• [RECORDED DATA]:
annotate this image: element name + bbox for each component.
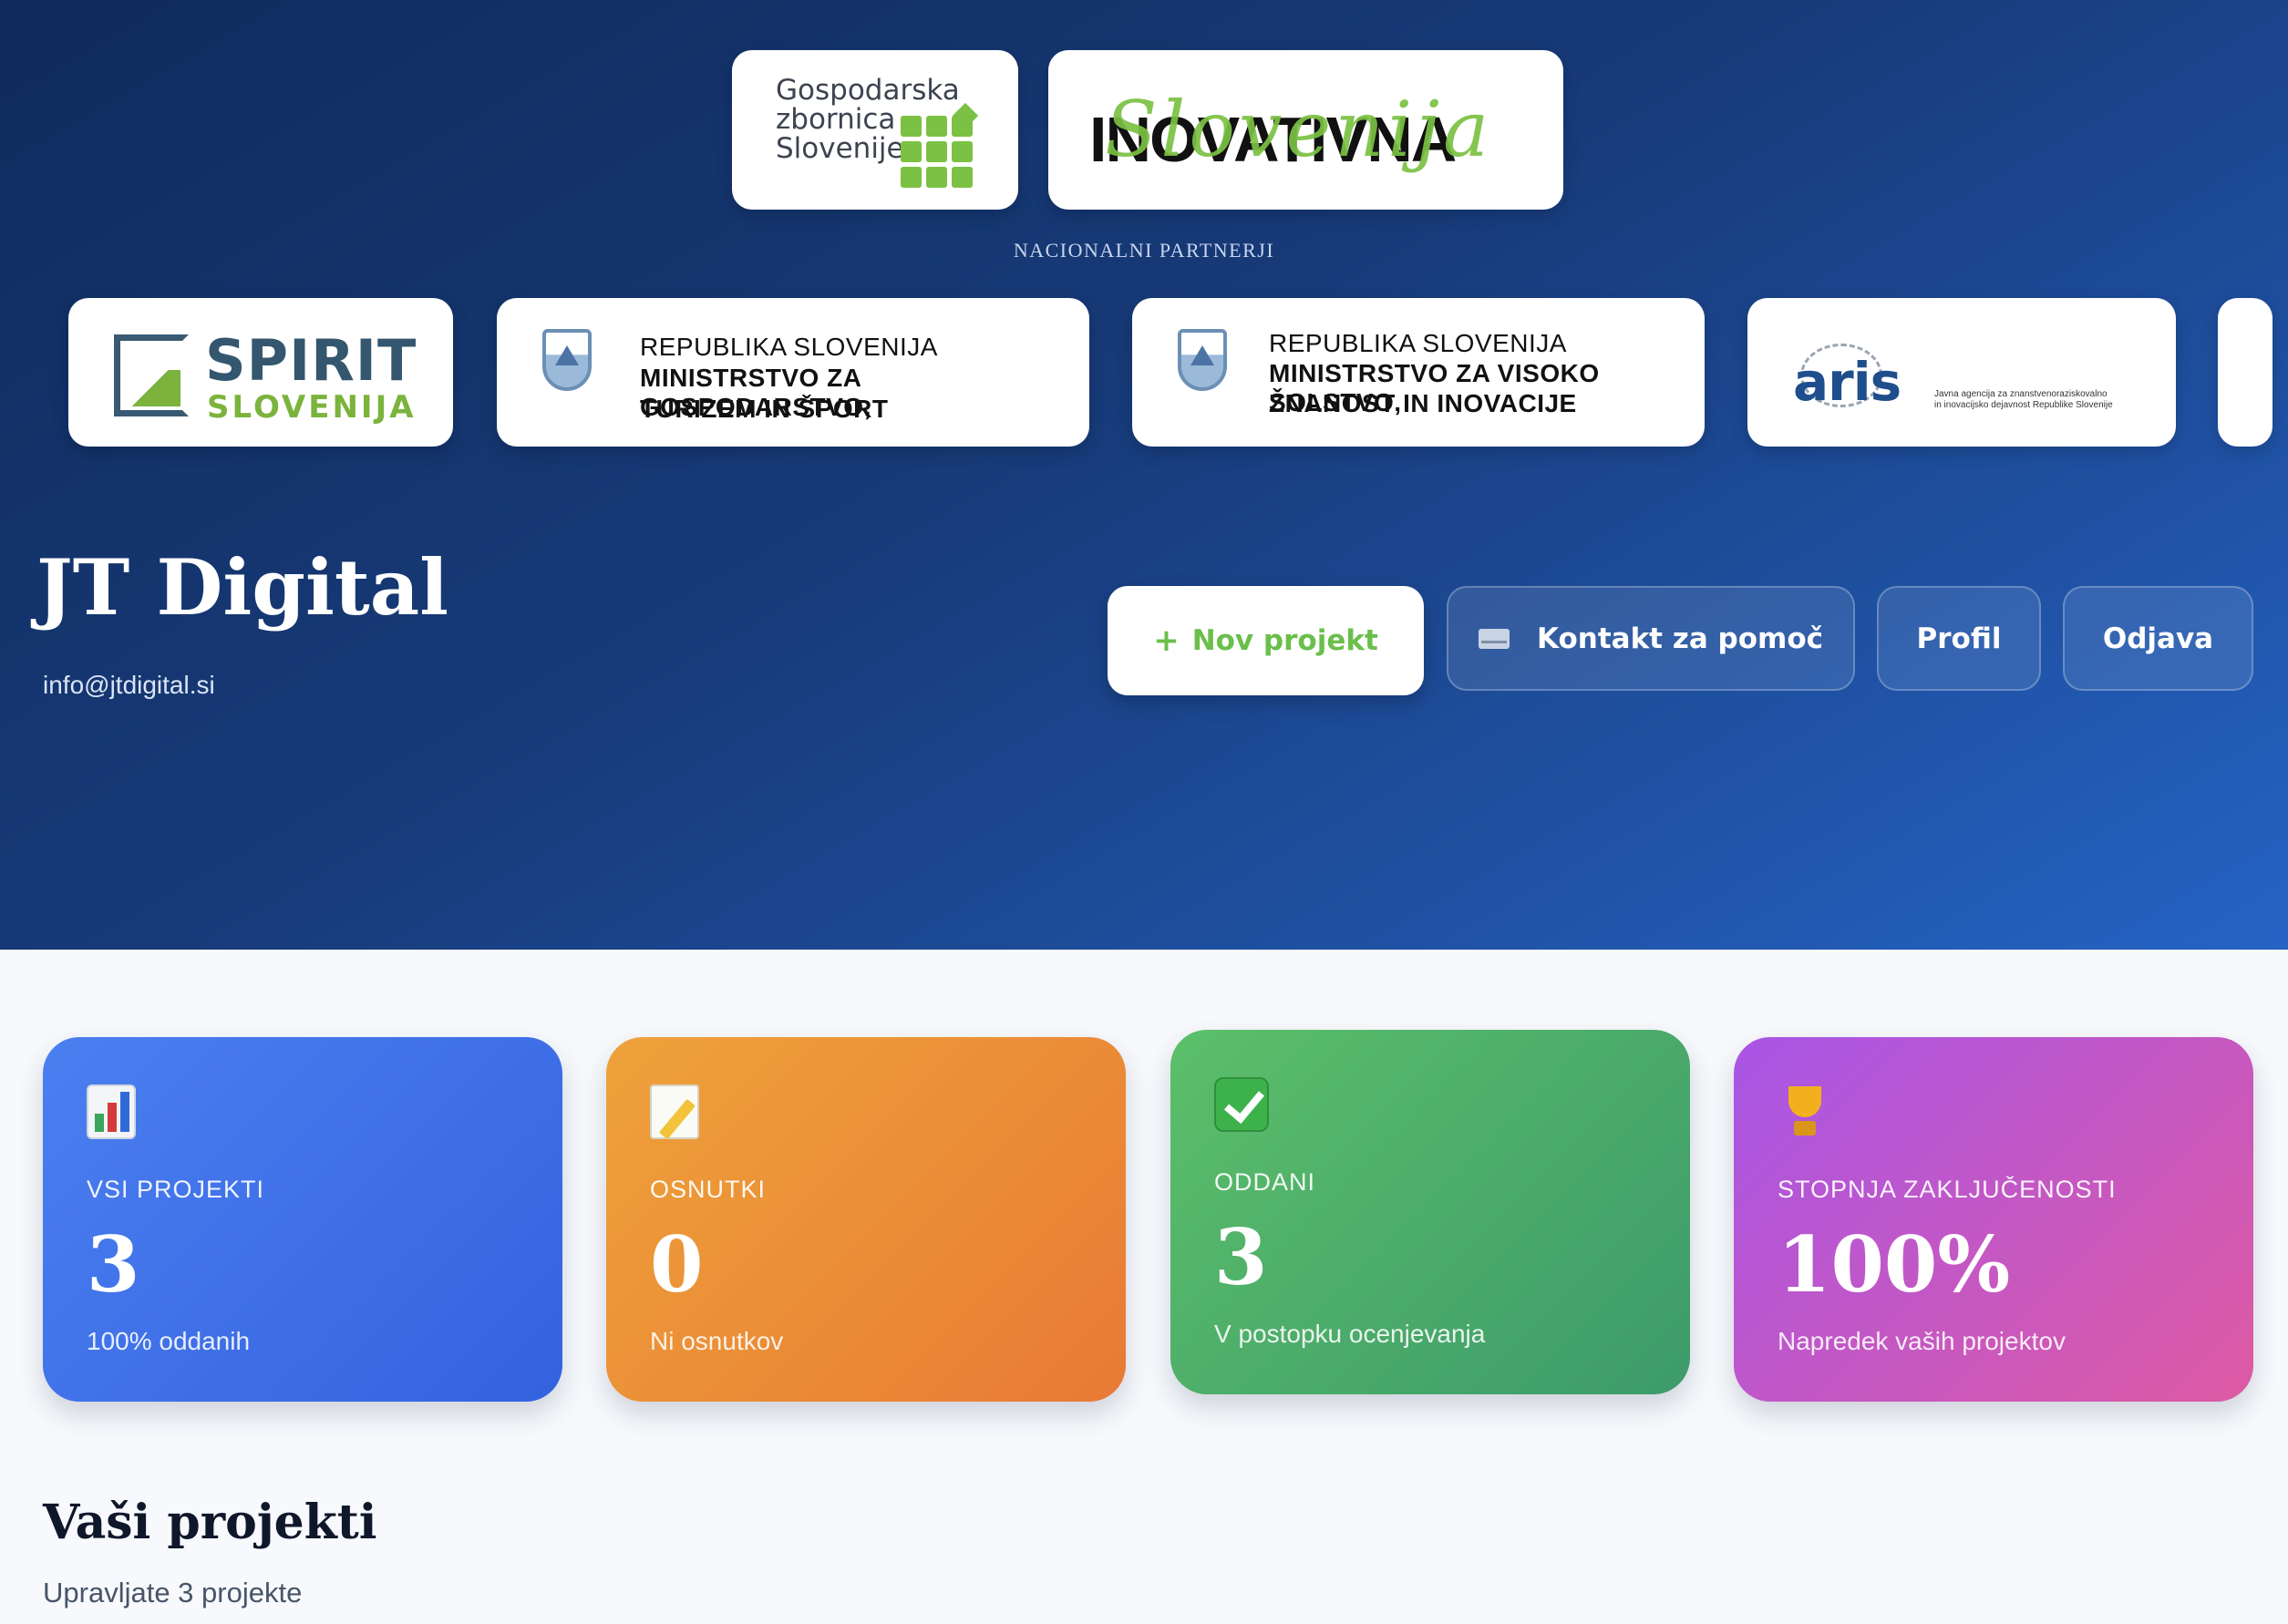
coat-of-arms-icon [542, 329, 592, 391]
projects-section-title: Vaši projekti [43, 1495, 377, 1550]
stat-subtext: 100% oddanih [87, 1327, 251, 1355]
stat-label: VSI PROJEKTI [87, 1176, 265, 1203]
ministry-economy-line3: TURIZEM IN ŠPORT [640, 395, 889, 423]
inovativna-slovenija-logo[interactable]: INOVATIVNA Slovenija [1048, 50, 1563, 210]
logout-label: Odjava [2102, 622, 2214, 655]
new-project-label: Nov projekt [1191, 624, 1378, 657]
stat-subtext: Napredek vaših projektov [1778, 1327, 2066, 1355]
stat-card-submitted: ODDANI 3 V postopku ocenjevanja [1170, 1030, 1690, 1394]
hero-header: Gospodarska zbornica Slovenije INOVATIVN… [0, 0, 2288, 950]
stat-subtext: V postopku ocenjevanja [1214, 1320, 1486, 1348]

• [THE REQUEST]:
Reproduce every line of the items above verbatim, leaving out the picture.

• [IN RESPONSE]:
annotate this image: element name + bbox for each component.
coat-of-arms-icon [542, 329, 592, 391]
projects-section-title: Vaši projekti [43, 1495, 377, 1550]
stat-subtext: 100% oddanih [87, 1327, 251, 1355]
stat-label: VSI PROJEKTI [87, 1176, 265, 1203]
ministry-economy-line3: TURIZEM IN ŠPORT [640, 395, 889, 423]
inovativna-slovenija-logo[interactable]: INOVATIVNA Slovenija [1048, 50, 1563, 210]
logout-label: Odjava [2102, 622, 2214, 655]
new-project-label: Nov projekt [1191, 624, 1378, 657]
stat-subtext: Napredek vaših projektov [1778, 1327, 2066, 1355]
stat-card-submitted: ODDANI 3 V postopku ocenjevanja [1170, 1030, 1690, 1394]
hero-header: Gospodarska zbornica Slovenije INOVATIVN… [0, 0, 2288, 950]
stat-subtext: V postopku ocenjevanja [1214, 1320, 1486, 1348]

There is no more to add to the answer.